■ **The records**
= = = =

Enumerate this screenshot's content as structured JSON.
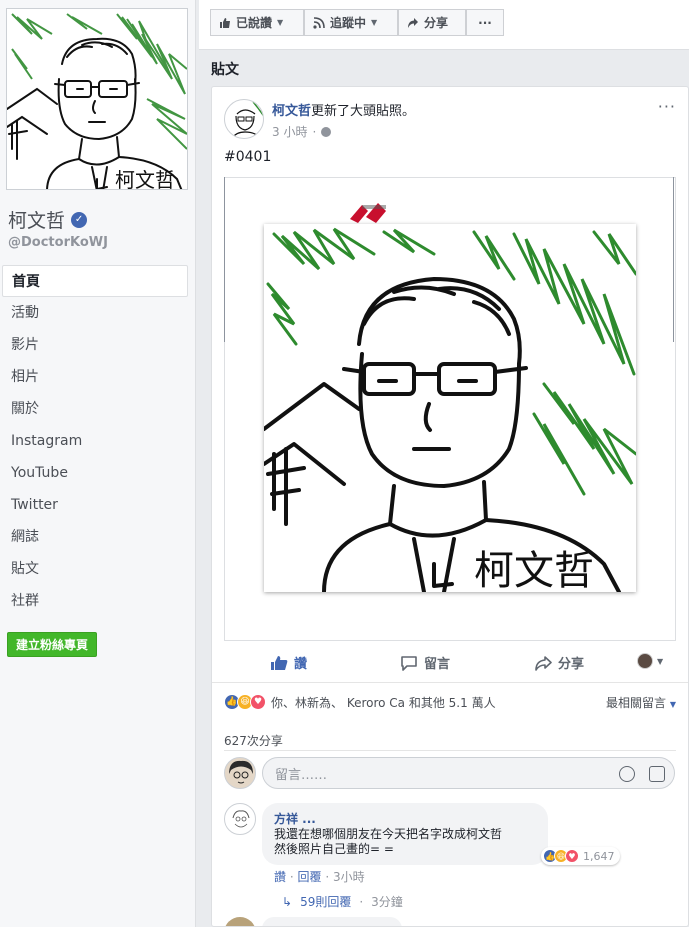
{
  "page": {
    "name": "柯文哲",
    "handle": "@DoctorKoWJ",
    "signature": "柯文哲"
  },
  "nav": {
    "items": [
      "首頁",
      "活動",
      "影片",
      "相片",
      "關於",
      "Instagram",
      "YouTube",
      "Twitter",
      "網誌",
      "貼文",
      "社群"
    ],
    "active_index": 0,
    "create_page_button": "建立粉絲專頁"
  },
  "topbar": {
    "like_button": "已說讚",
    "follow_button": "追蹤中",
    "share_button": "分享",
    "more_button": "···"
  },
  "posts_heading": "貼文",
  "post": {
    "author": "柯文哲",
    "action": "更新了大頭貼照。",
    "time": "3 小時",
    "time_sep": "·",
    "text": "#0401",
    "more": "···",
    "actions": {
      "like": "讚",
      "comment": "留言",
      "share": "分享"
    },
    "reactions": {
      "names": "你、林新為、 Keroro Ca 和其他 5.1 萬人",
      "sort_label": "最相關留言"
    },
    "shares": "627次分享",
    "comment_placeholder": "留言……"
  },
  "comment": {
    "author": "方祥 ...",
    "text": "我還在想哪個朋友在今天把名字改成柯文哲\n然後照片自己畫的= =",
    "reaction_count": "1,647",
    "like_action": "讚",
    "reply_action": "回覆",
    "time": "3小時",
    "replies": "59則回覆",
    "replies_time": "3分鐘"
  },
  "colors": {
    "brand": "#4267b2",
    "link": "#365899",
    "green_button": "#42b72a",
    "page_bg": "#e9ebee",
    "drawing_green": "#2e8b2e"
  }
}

= = = =

■ **Task requirements**
Check all the records above and select each line where the string "text" is found.

■ **Right answer**
    "text": "#0401",
    "text": "我還在想哪個朋友在今天把名字改成柯文哲\n然後照片自己畫的= =",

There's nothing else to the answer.